-- BEGIN Data for the task --
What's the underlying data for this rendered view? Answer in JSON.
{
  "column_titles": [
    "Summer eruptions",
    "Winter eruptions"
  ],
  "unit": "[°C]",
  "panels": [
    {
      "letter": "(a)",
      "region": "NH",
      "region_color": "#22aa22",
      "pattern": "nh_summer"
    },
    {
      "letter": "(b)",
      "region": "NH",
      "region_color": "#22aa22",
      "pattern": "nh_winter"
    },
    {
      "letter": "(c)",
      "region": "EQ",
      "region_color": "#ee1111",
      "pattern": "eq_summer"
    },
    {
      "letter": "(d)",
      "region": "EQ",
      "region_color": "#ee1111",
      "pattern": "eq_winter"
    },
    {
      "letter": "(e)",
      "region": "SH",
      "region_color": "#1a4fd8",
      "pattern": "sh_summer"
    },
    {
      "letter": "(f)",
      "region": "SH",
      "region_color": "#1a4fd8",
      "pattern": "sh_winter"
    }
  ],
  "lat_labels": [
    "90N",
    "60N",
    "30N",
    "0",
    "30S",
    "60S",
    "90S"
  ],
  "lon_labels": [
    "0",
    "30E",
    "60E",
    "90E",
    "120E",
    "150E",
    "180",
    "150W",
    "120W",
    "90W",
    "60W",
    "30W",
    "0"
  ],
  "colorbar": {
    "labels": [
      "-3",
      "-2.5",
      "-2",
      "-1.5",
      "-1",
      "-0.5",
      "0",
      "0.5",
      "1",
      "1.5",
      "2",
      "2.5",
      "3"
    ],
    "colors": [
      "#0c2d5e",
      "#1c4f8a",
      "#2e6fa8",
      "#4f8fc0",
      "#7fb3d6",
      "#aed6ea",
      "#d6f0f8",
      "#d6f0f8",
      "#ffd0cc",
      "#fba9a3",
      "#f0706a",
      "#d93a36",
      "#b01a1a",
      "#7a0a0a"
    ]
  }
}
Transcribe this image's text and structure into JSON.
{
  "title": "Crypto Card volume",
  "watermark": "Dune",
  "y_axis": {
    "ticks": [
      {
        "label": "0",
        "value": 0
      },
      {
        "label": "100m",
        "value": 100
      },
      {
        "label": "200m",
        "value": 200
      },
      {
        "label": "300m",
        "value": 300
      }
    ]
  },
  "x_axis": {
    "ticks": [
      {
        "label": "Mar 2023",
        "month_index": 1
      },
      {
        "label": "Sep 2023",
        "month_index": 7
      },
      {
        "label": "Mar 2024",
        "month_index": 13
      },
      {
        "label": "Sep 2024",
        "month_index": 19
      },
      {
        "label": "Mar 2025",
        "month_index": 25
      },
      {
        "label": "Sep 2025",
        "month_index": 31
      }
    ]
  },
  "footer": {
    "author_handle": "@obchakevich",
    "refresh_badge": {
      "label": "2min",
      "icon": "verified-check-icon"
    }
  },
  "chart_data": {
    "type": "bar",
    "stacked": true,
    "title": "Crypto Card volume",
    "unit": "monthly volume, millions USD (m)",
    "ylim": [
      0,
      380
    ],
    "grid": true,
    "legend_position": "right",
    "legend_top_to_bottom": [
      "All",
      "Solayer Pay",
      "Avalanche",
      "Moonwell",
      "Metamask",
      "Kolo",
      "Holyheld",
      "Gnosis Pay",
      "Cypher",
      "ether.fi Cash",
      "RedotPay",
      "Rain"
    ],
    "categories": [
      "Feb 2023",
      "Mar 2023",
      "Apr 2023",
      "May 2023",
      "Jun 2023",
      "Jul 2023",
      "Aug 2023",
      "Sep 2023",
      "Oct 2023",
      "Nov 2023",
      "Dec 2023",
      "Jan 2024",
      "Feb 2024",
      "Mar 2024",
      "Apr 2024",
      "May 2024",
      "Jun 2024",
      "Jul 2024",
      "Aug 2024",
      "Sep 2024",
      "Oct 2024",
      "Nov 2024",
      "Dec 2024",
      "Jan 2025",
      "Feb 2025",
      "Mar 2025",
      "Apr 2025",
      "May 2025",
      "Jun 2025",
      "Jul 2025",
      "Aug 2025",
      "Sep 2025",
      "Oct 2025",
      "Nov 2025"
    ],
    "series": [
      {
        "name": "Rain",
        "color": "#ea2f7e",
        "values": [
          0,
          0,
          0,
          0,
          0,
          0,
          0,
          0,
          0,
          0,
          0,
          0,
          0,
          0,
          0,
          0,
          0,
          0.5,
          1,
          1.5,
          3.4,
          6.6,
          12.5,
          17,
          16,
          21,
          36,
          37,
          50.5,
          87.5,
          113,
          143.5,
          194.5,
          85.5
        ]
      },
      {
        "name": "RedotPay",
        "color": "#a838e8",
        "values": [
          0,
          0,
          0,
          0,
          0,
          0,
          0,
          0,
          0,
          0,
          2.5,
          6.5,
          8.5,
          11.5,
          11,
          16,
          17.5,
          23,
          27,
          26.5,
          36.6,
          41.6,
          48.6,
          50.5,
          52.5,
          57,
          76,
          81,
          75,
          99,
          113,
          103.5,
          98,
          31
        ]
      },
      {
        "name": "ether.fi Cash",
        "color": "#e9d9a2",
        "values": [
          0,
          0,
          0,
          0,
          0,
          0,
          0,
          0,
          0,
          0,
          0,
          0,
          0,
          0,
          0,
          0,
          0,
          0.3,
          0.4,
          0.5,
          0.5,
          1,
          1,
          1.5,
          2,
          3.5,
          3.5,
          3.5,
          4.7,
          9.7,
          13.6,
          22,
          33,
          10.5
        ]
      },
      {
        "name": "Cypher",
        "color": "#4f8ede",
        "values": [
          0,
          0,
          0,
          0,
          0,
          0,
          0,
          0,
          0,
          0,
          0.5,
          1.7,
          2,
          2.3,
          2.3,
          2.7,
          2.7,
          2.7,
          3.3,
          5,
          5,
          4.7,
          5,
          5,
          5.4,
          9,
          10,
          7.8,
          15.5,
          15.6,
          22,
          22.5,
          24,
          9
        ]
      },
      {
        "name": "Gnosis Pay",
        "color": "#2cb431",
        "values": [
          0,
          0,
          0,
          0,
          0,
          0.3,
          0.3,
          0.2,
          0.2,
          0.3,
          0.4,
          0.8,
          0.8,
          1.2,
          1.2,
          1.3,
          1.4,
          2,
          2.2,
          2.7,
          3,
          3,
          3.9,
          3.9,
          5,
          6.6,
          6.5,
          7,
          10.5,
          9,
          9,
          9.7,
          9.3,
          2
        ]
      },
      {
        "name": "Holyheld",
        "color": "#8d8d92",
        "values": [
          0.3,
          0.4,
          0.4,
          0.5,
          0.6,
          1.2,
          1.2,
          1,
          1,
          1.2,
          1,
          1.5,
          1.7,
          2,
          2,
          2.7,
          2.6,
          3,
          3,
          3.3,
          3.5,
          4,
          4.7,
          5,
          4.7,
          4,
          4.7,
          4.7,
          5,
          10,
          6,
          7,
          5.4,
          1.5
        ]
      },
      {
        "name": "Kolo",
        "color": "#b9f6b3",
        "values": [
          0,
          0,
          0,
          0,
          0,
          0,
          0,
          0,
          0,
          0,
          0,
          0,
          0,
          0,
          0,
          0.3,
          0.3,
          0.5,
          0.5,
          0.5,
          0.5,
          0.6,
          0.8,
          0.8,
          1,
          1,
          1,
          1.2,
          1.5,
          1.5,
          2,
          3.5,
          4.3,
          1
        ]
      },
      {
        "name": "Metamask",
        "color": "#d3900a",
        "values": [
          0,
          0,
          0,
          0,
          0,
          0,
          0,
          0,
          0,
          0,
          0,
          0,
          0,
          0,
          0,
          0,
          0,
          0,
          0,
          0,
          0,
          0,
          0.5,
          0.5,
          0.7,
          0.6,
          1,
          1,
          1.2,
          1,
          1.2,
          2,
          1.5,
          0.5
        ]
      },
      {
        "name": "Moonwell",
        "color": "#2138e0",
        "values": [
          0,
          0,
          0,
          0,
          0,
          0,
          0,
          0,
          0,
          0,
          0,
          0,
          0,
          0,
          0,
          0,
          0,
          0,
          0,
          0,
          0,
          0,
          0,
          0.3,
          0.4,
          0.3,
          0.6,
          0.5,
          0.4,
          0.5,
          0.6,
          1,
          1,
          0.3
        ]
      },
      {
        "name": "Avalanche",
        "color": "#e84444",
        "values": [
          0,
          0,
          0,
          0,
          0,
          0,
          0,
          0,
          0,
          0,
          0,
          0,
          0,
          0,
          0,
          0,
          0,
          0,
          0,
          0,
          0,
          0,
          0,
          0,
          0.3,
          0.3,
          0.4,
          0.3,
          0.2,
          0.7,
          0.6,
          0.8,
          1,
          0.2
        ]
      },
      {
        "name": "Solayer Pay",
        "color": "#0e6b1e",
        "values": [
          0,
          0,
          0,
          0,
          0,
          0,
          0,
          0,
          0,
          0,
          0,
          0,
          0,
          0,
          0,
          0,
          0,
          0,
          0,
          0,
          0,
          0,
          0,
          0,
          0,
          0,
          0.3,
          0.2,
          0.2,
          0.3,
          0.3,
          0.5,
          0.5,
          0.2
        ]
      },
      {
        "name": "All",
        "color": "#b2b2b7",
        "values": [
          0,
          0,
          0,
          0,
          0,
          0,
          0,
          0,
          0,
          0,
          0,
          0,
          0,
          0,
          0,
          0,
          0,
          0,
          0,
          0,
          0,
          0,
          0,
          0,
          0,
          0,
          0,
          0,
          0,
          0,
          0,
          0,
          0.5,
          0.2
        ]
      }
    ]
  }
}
-- END Data for the task --
— Work to do —
Scan the listing above for the word "Card" and show each line where it is found.

— Written solution —
  "title": "Crypto Card volume",
    "title": "Crypto Card volume",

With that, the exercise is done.